> [Work to do]:
Extract every line below that contains the word "photo".

## start

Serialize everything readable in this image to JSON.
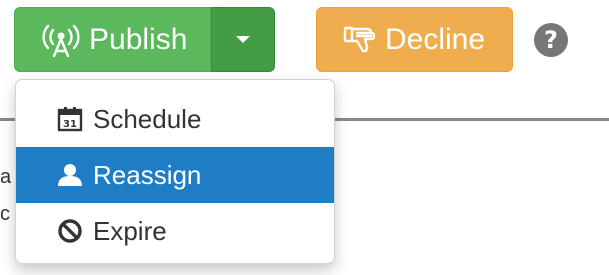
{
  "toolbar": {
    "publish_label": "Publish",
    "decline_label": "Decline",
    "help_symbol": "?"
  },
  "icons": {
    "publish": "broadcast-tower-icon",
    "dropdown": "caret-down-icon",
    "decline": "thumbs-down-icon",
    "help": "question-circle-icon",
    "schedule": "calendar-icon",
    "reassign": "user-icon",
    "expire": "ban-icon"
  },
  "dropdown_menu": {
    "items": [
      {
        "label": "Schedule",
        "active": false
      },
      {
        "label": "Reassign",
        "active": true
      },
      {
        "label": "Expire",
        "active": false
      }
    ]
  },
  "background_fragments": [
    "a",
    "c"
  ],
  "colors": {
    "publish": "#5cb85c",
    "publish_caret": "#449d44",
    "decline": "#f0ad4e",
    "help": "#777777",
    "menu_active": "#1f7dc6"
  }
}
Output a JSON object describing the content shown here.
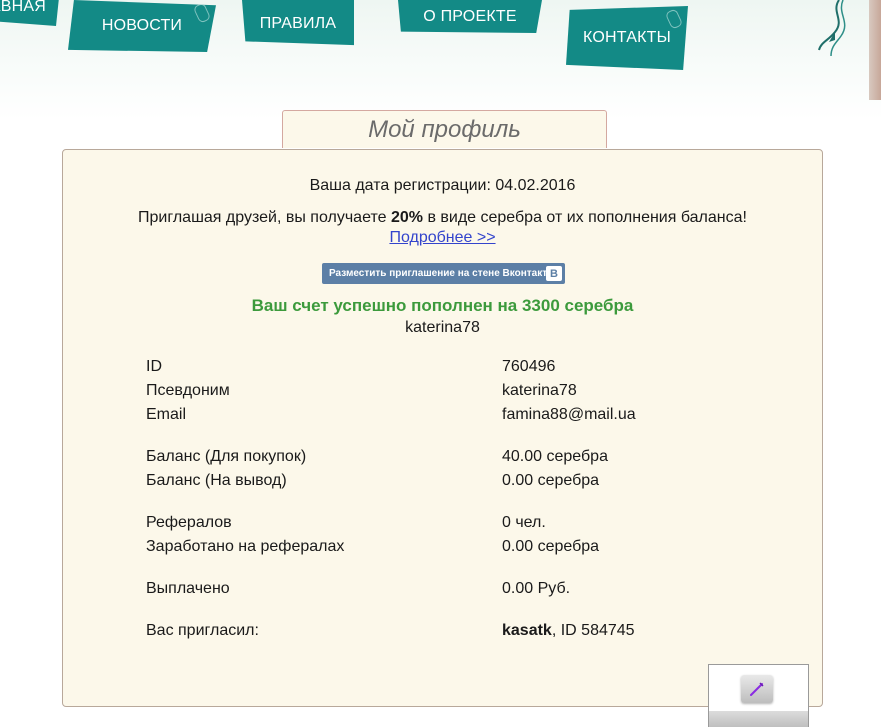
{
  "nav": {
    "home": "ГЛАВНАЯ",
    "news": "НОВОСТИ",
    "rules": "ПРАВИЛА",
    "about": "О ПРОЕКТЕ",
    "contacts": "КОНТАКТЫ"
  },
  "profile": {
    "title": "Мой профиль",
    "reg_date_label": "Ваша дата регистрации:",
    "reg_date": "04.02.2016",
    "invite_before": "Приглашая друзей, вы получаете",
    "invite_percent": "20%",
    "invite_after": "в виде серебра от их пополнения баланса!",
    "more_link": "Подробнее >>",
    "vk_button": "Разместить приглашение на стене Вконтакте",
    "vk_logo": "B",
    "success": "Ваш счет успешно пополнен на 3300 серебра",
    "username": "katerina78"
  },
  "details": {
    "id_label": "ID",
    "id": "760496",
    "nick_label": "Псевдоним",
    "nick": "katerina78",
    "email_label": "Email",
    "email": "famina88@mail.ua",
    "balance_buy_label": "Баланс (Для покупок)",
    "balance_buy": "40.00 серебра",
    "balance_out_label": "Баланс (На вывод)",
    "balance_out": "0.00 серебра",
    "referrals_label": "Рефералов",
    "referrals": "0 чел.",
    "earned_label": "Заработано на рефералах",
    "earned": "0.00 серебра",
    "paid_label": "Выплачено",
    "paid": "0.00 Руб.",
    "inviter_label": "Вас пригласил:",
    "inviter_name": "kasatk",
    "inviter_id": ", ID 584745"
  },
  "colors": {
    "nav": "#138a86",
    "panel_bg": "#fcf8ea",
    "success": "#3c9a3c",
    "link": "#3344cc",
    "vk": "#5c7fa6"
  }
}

## end
## start

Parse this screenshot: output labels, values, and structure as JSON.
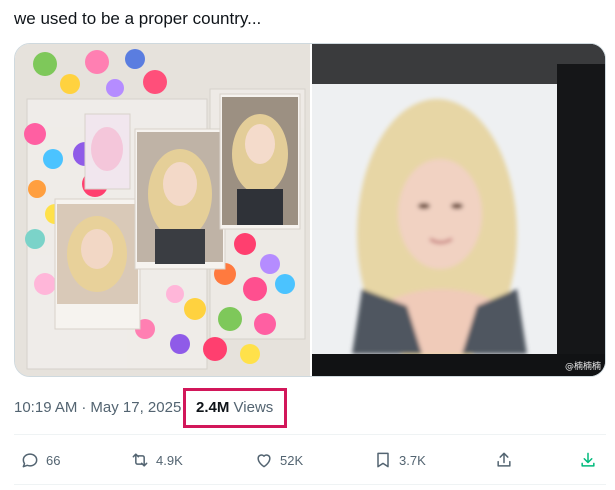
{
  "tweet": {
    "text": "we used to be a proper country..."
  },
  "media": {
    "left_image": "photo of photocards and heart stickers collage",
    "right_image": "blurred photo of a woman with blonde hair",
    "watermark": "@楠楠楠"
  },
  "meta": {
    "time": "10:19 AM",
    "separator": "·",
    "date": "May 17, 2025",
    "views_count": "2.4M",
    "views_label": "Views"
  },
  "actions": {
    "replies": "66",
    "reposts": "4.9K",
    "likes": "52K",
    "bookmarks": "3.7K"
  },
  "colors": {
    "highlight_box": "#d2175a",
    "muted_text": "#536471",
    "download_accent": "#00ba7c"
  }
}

## end

> [Answer to this task]:
    "left_image": "photo of photocards and heart stickers collage",
    "right_image": "blurred photo of a woman with blonde hair",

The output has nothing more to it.